DATA FOR THIS EXERCISE:
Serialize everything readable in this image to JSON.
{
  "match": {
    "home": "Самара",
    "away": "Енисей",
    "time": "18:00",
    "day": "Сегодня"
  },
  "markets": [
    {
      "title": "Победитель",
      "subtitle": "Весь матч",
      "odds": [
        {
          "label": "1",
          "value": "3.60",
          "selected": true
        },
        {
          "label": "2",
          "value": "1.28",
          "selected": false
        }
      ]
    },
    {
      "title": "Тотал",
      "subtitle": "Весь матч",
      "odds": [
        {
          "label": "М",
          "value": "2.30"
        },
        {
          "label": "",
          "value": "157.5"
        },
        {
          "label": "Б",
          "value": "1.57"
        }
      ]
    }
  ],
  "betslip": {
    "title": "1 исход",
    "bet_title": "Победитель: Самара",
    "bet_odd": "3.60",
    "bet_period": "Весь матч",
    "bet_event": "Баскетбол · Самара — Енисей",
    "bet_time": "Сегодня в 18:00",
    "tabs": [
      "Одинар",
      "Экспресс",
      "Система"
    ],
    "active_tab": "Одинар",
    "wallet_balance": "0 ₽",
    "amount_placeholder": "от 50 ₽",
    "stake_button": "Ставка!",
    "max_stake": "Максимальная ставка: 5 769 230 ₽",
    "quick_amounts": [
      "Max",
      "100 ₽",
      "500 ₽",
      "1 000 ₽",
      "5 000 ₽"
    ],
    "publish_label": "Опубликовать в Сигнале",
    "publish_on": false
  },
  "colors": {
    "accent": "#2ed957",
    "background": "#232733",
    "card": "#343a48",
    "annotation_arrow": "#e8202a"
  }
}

AIM OF THE EXERCISE: Extract each line from the listing that holds the word "value".

RESULT FOR THIS TASK:
          "value": "3.60",
          "value": "1.28",
          "value": "2.30"
          "value": "157.5"
          "value": "1.57"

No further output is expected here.